## [Records for processing]
----

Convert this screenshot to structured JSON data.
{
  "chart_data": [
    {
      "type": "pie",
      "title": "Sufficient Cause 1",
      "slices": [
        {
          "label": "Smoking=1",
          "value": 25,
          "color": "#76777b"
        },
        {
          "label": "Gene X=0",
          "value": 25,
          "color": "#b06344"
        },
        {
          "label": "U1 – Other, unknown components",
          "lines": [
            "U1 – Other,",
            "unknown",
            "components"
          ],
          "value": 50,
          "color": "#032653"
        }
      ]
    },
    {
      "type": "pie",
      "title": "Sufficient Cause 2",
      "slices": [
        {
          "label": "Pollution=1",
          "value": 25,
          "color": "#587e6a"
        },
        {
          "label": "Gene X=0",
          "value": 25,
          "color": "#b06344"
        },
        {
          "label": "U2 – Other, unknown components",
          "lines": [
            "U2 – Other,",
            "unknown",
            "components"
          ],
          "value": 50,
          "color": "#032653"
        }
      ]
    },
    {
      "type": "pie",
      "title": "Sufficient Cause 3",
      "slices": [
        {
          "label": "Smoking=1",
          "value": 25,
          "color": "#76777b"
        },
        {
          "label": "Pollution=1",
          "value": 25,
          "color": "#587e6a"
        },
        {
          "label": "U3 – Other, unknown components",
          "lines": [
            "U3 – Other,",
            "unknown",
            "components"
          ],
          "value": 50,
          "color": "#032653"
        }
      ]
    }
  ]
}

----

## [Goal of the exercise]
Print the records once more, exactly as they were given.

## [Output below]
Convert this screenshot to structured JSON data.
{
  "chart_data": [
    {
      "type": "pie",
      "title": "Sufficient Cause 1",
      "slices": [
        {
          "label": "Smoking=1",
          "value": 25,
          "color": "#76777b"
        },
        {
          "label": "Gene X=0",
          "value": 25,
          "color": "#b06344"
        },
        {
          "label": "U1 – Other, unknown components",
          "lines": [
            "U1 – Other,",
            "unknown",
            "components"
          ],
          "value": 50,
          "color": "#032653"
        }
      ]
    },
    {
      "type": "pie",
      "title": "Sufficient Cause 2",
      "slices": [
        {
          "label": "Pollution=1",
          "value": 25,
          "color": "#587e6a"
        },
        {
          "label": "Gene X=0",
          "value": 25,
          "color": "#b06344"
        },
        {
          "label": "U2 – Other, unknown components",
          "lines": [
            "U2 – Other,",
            "unknown",
            "components"
          ],
          "value": 50,
          "color": "#032653"
        }
      ]
    },
    {
      "type": "pie",
      "title": "Sufficient Cause 3",
      "slices": [
        {
          "label": "Smoking=1",
          "value": 25,
          "color": "#76777b"
        },
        {
          "label": "Pollution=1",
          "value": 25,
          "color": "#587e6a"
        },
        {
          "label": "U3 – Other, unknown components",
          "lines": [
            "U3 – Other,",
            "unknown",
            "components"
          ],
          "value": 50,
          "color": "#032653"
        }
      ]
    }
  ]
}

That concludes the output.